(Collected data)
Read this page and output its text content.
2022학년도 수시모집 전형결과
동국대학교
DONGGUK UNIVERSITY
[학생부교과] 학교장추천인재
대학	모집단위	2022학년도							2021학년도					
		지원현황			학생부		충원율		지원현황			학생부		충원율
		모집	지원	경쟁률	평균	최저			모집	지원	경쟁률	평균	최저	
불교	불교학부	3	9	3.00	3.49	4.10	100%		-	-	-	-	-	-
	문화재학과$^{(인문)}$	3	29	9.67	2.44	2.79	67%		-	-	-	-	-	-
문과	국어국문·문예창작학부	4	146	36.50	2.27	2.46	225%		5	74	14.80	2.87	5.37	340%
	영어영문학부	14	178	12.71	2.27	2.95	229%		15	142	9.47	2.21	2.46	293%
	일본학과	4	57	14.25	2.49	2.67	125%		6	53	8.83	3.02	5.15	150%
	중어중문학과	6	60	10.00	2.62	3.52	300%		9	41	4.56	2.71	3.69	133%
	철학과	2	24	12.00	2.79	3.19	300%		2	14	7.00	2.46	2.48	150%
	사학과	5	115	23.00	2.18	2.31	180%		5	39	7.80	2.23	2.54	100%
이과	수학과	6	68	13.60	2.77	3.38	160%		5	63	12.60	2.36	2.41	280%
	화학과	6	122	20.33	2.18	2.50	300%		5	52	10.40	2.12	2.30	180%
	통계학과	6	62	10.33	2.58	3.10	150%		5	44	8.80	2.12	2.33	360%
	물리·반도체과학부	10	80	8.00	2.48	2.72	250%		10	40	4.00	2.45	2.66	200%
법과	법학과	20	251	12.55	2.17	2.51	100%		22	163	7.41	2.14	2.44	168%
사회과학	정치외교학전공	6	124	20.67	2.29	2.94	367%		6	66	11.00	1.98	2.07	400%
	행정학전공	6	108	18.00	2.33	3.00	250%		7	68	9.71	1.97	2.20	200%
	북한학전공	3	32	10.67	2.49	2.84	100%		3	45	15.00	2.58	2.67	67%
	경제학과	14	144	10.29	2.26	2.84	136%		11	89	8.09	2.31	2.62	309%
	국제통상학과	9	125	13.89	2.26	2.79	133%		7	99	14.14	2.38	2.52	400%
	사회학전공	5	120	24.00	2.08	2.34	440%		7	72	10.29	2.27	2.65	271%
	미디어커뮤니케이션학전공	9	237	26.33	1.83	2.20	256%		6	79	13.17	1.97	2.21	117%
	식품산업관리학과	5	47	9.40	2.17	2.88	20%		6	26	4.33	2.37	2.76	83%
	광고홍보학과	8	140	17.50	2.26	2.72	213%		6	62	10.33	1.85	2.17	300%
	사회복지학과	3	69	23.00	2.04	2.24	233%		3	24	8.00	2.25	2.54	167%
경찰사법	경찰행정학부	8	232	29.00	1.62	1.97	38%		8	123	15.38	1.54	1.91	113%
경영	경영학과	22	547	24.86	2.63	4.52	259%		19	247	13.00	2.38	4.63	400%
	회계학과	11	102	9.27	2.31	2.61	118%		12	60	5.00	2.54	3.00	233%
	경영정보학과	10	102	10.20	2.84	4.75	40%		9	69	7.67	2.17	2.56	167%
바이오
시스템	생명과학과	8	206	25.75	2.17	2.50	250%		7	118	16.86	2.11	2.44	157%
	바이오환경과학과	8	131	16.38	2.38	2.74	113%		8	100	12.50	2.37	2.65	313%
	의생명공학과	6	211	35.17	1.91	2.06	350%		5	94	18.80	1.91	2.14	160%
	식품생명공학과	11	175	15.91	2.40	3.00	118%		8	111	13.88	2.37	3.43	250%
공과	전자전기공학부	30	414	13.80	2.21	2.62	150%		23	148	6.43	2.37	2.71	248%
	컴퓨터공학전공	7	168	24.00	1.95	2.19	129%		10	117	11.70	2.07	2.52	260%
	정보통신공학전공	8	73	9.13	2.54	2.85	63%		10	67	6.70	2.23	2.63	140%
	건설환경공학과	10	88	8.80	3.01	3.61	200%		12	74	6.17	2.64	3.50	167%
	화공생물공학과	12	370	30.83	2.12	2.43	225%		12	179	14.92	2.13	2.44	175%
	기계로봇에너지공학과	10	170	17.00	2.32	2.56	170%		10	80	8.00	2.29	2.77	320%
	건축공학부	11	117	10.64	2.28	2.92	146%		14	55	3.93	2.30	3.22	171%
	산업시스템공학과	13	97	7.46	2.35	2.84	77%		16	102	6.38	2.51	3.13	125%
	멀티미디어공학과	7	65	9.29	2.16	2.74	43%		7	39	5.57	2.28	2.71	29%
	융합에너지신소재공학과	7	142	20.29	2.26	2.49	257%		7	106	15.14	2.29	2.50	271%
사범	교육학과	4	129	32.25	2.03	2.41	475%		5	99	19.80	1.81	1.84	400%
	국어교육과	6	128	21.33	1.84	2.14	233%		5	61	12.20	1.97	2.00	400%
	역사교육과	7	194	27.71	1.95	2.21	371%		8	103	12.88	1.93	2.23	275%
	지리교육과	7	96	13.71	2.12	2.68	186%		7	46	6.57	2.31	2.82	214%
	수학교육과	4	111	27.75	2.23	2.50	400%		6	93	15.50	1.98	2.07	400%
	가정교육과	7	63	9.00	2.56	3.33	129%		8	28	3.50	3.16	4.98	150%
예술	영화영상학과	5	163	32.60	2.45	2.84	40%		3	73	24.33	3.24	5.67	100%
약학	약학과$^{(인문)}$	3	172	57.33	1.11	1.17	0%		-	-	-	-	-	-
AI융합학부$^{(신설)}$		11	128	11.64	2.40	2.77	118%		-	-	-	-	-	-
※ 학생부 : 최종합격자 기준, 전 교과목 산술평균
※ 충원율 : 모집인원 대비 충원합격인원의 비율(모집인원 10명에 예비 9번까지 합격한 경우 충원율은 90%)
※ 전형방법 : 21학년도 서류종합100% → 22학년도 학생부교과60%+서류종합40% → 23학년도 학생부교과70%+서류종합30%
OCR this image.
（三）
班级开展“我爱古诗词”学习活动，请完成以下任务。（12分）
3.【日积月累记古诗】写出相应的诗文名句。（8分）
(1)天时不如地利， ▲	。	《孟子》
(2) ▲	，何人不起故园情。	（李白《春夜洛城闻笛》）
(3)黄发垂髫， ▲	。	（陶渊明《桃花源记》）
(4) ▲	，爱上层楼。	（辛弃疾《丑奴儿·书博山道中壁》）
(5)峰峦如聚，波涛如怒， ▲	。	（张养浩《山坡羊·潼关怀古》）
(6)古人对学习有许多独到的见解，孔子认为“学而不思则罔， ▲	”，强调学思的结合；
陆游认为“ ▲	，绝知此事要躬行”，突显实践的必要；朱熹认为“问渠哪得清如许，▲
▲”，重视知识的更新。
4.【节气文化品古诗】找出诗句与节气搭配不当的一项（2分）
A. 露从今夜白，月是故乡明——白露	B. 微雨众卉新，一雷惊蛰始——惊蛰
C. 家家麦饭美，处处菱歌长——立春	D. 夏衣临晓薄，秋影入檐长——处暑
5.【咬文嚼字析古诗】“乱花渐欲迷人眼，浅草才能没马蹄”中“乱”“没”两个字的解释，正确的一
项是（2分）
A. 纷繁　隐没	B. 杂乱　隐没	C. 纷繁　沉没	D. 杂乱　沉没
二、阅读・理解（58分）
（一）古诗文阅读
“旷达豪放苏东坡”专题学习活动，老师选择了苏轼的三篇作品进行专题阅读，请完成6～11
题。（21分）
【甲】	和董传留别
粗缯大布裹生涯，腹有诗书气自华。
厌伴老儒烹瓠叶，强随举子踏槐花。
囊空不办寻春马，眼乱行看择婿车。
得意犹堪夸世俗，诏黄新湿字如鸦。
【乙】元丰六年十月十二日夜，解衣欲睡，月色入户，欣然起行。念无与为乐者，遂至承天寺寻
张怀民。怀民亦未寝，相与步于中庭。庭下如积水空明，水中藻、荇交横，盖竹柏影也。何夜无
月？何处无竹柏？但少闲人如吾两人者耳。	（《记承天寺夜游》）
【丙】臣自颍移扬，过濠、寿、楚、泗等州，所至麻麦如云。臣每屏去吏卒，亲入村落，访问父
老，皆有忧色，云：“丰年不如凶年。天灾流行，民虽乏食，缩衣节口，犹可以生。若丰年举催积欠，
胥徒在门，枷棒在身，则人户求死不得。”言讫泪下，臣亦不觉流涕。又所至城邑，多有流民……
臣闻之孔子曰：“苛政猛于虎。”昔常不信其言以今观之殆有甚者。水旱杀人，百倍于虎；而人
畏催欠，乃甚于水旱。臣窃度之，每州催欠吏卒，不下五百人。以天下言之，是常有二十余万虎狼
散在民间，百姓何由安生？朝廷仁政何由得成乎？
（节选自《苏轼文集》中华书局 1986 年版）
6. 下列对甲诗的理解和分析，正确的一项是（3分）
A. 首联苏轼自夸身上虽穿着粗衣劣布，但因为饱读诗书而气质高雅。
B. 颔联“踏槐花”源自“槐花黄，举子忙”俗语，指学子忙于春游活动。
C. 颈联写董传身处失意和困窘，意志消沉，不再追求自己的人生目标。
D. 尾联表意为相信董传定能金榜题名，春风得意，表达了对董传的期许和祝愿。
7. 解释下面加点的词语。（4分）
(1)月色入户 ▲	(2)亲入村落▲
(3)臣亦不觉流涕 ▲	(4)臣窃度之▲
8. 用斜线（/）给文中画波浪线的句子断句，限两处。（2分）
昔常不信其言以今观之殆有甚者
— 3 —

> **What is needed**
Only the lines from the one that contains "OCR this image." through the last line should be repeated, each exactly as it stands, with both ends included.

> **Task result**
OCR this image.
（三）
班级开展“我爱古诗词”学习活动，请完成以下任务。（12分）
3.【日积月累记古诗】写出相应的诗文名句。（8分）
(1)天时不如地利， ▲	。	《孟子》
(2) ▲	，何人不起故园情。	（李白《春夜洛城闻笛》）
(3)黄发垂髫， ▲	。	（陶渊明《桃花源记》）
(4) ▲	，爱上层楼。	（辛弃疾《丑奴儿·书博山道中壁》）
(5)峰峦如聚，波涛如怒， ▲	。	（张养浩《山坡羊·潼关怀古》）
(6)古人对学习有许多独到的见解，孔子认为“学而不思则罔， ▲	”，强调学思的结合；
陆游认为“ ▲	，绝知此事要躬行”，突显实践的必要；朱熹认为“问渠哪得清如许，▲
▲”，重视知识的更新。
4.【节气文化品古诗】找出诗句与节气搭配不当的一项（2分）
A. 露从今夜白，月是故乡明——白露	B. 微雨众卉新，一雷惊蛰始——惊蛰
C. 家家麦饭美，处处菱歌长——立春	D. 夏衣临晓薄，秋影入檐长——处暑
5.【咬文嚼字析古诗】“乱花渐欲迷人眼，浅草才能没马蹄”中“乱”“没”两个字的解释，正确的一
项是（2分）
A. 纷繁　隐没	B. 杂乱　隐没	C. 纷繁　沉没	D. 杂乱　沉没
二、阅读・理解（58分）
（一）古诗文阅读
“旷达豪放苏东坡”专题学习活动，老师选择了苏轼的三篇作品进行专题阅读，请完成6～11
题。（21分）
【甲】	和董传留别
粗缯大布裹生涯，腹有诗书气自华。
厌伴老儒烹瓠叶，强随举子踏槐花。
囊空不办寻春马，眼乱行看择婿车。
得意犹堪夸世俗，诏黄新湿字如鸦。
【乙】元丰六年十月十二日夜，解衣欲睡，月色入户，欣然起行。念无与为乐者，遂至承天寺寻
张怀民。怀民亦未寝，相与步于中庭。庭下如积水空明，水中藻、荇交横，盖竹柏影也。何夜无
月？何处无竹柏？但少闲人如吾两人者耳。	（《记承天寺夜游》）
【丙】臣自颍移扬，过濠、寿、楚、泗等州，所至麻麦如云。臣每屏去吏卒，亲入村落，访问父
老，皆有忧色，云：“丰年不如凶年。天灾流行，民虽乏食，缩衣节口，犹可以生。若丰年举催积欠，
胥徒在门，枷棒在身，则人户求死不得。”言讫泪下，臣亦不觉流涕。又所至城邑，多有流民……
臣闻之孔子曰：“苛政猛于虎。”昔常不信其言以今观之殆有甚者。水旱杀人，百倍于虎；而人
畏催欠，乃甚于水旱。臣窃度之，每州催欠吏卒，不下五百人。以天下言之，是常有二十余万虎狼
散在民间，百姓何由安生？朝廷仁政何由得成乎？
（节选自《苏轼文集》中华书局 1986 年版）
6. 下列对甲诗的理解和分析，正确的一项是（3分）
A. 首联苏轼自夸身上虽穿着粗衣劣布，但因为饱读诗书而气质高雅。
B. 颔联“踏槐花”源自“槐花黄，举子忙”俗语，指学子忙于春游活动。
C. 颈联写董传身处失意和困窘，意志消沉，不再追求自己的人生目标。
D. 尾联表意为相信董传定能金榜题名，春风得意，表达了对董传的期许和祝愿。
7. 解释下面加点的词语。（4分）
(1)月色入户 ▲	(2)亲入村落▲
(3)臣亦不觉流涕 ▲	(4)臣窃度之▲
8. 用斜线（/）给文中画波浪线的句子断句，限两处。（2分）
昔常不信其言以今观之殆有甚者
— 3 —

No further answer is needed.